┌─ PROVIDED MATERIAL

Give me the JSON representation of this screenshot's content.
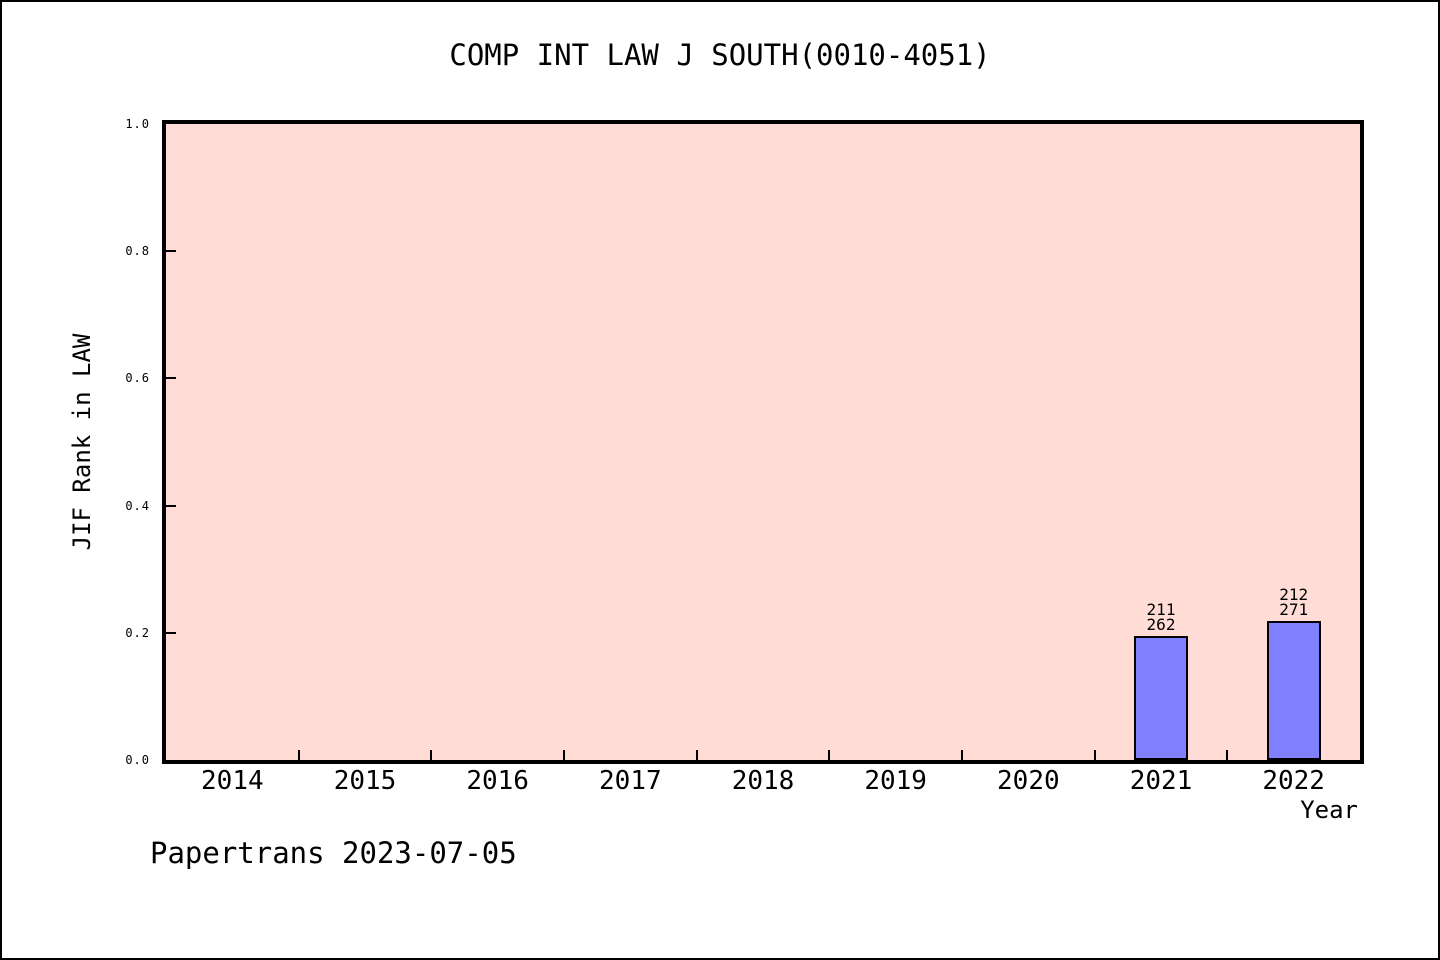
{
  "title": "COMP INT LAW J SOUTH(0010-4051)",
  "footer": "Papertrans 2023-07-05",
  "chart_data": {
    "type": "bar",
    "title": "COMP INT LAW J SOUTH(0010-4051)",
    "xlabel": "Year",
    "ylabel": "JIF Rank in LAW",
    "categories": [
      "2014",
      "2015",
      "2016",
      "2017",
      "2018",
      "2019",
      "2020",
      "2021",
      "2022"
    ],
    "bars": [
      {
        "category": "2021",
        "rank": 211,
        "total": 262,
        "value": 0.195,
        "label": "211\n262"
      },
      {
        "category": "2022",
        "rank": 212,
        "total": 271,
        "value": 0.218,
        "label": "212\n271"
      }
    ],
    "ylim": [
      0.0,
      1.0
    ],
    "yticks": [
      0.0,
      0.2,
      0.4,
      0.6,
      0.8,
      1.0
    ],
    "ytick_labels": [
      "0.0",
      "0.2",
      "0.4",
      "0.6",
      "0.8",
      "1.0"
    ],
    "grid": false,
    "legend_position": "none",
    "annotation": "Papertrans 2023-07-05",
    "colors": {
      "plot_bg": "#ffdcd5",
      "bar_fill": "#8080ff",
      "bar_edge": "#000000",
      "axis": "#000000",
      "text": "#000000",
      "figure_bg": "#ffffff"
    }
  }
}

└─
┌─ PROVIDED MATERIAL

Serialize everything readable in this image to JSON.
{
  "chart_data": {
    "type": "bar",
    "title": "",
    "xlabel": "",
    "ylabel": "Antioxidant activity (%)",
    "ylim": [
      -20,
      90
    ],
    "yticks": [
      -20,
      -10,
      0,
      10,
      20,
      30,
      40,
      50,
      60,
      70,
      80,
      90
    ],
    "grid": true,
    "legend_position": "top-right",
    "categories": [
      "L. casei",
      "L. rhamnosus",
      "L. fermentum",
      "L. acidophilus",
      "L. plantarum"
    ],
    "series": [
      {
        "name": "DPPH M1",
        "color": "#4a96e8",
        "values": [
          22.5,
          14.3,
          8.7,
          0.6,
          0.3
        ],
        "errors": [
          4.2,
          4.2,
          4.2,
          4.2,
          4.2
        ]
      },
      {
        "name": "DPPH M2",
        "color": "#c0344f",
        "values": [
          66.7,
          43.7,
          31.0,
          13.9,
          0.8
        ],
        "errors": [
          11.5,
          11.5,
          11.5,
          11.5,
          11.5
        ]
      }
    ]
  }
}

└─
┌─ PROVIDED MATERIAL

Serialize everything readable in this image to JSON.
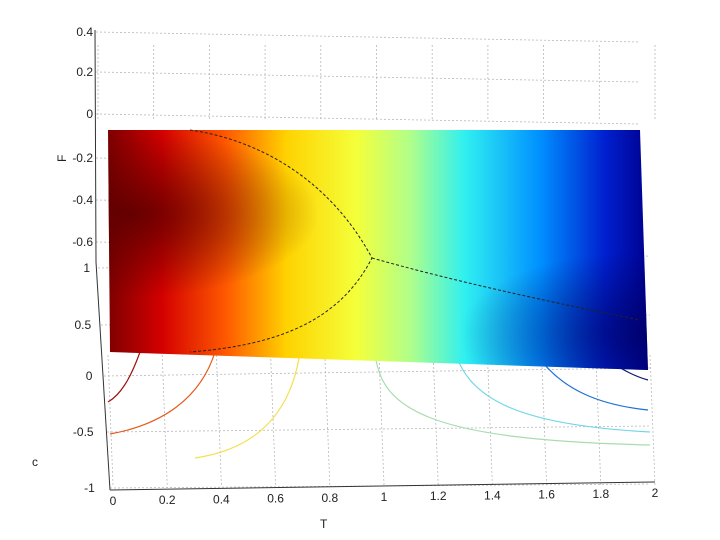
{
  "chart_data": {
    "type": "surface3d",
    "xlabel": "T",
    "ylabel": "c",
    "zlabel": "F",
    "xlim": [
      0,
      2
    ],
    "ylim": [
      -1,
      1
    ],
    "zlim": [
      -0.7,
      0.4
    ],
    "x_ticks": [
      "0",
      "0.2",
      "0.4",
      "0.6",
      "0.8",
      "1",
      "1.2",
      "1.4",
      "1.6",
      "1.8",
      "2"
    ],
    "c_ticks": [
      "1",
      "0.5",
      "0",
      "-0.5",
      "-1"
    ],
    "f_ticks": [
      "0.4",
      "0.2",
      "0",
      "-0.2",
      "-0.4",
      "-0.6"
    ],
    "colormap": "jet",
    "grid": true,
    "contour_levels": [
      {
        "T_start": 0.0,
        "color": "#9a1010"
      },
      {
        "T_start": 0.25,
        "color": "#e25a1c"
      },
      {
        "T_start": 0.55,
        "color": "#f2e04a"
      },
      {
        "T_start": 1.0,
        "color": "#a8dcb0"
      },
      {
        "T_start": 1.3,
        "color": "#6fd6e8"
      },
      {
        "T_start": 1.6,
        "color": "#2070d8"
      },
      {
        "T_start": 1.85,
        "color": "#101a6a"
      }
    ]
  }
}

└─

WRITTEN TASK: Identify each line in the entries with the word "Papertrans" and copy it.

FINISHED TASK:
  "footer": "Papertrans 2023-07-05",
    "annotation": "Papertrans 2023-07-05",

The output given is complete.